Problem to work on: Write out every entry word for word.

[Data items]
::::

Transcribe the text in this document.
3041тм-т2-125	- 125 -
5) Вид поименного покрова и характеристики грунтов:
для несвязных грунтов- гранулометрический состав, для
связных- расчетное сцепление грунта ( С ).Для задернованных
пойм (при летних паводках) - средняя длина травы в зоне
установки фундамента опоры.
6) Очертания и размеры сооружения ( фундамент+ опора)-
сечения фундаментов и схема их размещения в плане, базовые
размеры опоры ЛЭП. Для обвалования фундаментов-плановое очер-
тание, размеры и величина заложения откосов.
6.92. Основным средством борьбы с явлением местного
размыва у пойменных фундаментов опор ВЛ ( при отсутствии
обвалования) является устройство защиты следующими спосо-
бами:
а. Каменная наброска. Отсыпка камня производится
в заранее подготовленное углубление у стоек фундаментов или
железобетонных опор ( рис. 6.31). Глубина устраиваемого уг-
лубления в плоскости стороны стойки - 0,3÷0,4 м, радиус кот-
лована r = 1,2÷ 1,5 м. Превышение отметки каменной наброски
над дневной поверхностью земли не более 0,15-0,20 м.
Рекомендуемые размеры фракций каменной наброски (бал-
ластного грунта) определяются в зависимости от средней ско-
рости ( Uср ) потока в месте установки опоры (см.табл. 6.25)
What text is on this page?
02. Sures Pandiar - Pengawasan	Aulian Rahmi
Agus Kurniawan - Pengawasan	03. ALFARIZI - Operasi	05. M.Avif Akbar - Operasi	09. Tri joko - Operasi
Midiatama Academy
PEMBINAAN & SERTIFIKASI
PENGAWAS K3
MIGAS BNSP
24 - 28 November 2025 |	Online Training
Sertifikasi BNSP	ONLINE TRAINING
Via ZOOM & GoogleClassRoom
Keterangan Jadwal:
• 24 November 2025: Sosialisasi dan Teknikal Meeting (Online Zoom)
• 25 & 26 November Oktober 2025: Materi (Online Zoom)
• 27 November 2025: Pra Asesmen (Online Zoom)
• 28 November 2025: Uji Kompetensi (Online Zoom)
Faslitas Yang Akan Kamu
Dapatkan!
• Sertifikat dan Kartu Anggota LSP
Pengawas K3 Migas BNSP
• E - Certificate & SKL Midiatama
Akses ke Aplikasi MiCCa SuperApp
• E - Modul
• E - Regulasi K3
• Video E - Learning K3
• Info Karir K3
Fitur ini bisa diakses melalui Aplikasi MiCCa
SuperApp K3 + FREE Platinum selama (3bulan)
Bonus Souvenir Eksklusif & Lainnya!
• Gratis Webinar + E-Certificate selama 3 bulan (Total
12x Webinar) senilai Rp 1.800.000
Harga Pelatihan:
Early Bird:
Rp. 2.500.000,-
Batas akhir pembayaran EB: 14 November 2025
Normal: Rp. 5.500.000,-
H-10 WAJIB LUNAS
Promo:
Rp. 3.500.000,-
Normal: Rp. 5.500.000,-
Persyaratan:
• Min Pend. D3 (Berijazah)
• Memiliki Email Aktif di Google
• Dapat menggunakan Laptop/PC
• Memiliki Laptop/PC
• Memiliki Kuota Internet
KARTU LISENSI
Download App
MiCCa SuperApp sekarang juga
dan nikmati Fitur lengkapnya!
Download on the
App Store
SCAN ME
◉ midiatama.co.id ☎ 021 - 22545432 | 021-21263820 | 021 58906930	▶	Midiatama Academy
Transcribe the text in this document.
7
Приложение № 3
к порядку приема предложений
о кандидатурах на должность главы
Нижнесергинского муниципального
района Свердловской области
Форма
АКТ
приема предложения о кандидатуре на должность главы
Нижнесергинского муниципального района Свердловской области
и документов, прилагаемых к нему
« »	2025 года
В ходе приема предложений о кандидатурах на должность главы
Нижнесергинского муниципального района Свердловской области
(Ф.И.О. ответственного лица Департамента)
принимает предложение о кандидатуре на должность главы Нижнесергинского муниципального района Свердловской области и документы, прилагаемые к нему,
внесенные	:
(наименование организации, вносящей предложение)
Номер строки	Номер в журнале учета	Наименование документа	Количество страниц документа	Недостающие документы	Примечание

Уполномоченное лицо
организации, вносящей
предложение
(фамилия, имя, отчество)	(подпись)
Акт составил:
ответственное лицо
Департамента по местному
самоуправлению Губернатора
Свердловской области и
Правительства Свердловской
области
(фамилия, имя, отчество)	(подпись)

::::

Solution for this task:
Transcribe the text in this document.
3041тм-т2-125	- 125 -
5) Вид поименного покрова и характеристики грунтов:
для несвязных грунтов- гранулометрический состав, для
связных- расчетное сцепление грунта ( С ).Для задернованных
пойм (при летних паводках) - средняя длина травы в зоне
установки фундамента опоры.
6) Очертания и размеры сооружения ( фундамент+ опора)-
сечения фундаментов и схема их размещения в плане, базовые
размеры опоры ЛЭП. Для обвалования фундаментов-плановое очер-
тание, размеры и величина заложения откосов.
6.92. Основным средством борьбы с явлением местного
размыва у пойменных фундаментов опор ВЛ ( при отсутствии
обвалования) является устройство защиты следующими спосо-
бами:
а. Каменная наброска. Отсыпка камня производится
в заранее подготовленное углубление у стоек фундаментов или
железобетонных опор ( рис. 6.31). Глубина устраиваемого уг-
лубления в плоскости стороны стойки - 0,3÷0,4 м, радиус кот-
лована r = 1,2÷ 1,5 м. Превышение отметки каменной наброски
над дневной поверхностью земли не более 0,15-0,20 м.
Рекомендуемые размеры фракций каменной наброски (бал-
ластного грунта) определяются в зависимости от средней ско-
рости ( Uср ) потока в месте установки опоры (см.табл. 6.25)
What text is on this page?
02. Sures Pandiar - Pengawasan	Aulian Rahmi
Agus Kurniawan - Pengawasan	03. ALFARIZI - Operasi	05. M.Avif Akbar - Operasi	09. Tri joko - Operasi
Midiatama Academy
PEMBINAAN & SERTIFIKASI
PENGAWAS K3
MIGAS BNSP
24 - 28 November 2025 |	Online Training
Sertifikasi BNSP	ONLINE TRAINING
Via ZOOM & GoogleClassRoom
Keterangan Jadwal:
• 24 November 2025: Sosialisasi dan Teknikal Meeting (Online Zoom)
• 25 & 26 November Oktober 2025: Materi (Online Zoom)
• 27 November 2025: Pra Asesmen (Online Zoom)
• 28 November 2025: Uji Kompetensi (Online Zoom)
Faslitas Yang Akan Kamu
Dapatkan!
• Sertifikat dan Kartu Anggota LSP
Pengawas K3 Migas BNSP
• E - Certificate & SKL Midiatama
Akses ke Aplikasi MiCCa SuperApp
• E - Modul
• E - Regulasi K3
• Video E - Learning K3
• Info Karir K3
Fitur ini bisa diakses melalui Aplikasi MiCCa
SuperApp K3 + FREE Platinum selama (3bulan)
Bonus Souvenir Eksklusif & Lainnya!
• Gratis Webinar + E-Certificate selama 3 bulan (Total
12x Webinar) senilai Rp 1.800.000
Harga Pelatihan:
Early Bird:
Rp. 2.500.000,-
Batas akhir pembayaran EB: 14 November 2025
Normal: Rp. 5.500.000,-
H-10 WAJIB LUNAS
Promo:
Rp. 3.500.000,-
Normal: Rp. 5.500.000,-
Persyaratan:
• Min Pend. D3 (Berijazah)
• Memiliki Email Aktif di Google
• Dapat menggunakan Laptop/PC
• Memiliki Laptop/PC
• Memiliki Kuota Internet
KARTU LISENSI
Download App
MiCCa SuperApp sekarang juga
dan nikmati Fitur lengkapnya!
Download on the
App Store
SCAN ME
◉ midiatama.co.id ☎ 021 - 22545432 | 021-21263820 | 021 58906930	▶	Midiatama Academy
Transcribe the text in this document.
7
Приложение № 3
к порядку приема предложений
о кандидатурах на должность главы
Нижнесергинского муниципального
района Свердловской области
Форма
АКТ
приема предложения о кандидатуре на должность главы
Нижнесергинского муниципального района Свердловской области
и документов, прилагаемых к нему
« »	2025 года
В ходе приема предложений о кандидатурах на должность главы
Нижнесергинского муниципального района Свердловской области
(Ф.И.О. ответственного лица Департамента)
принимает предложение о кандидатуре на должность главы Нижнесергинского муниципального района Свердловской области и документы, прилагаемые к нему,
внесенные	:
(наименование организации, вносящей предложение)
Номер строки	Номер в журнале учета	Наименование документа	Количество страниц документа	Недостающие документы	Примечание

Уполномоченное лицо
организации, вносящей
предложение
(фамилия, имя, отчество)	(подпись)
Акт составил:
ответственное лицо
Департамента по местному
самоуправлению Губернатора
Свердловской области и
Правительства Свердловской
области
(фамилия, имя, отчество)	(подпись)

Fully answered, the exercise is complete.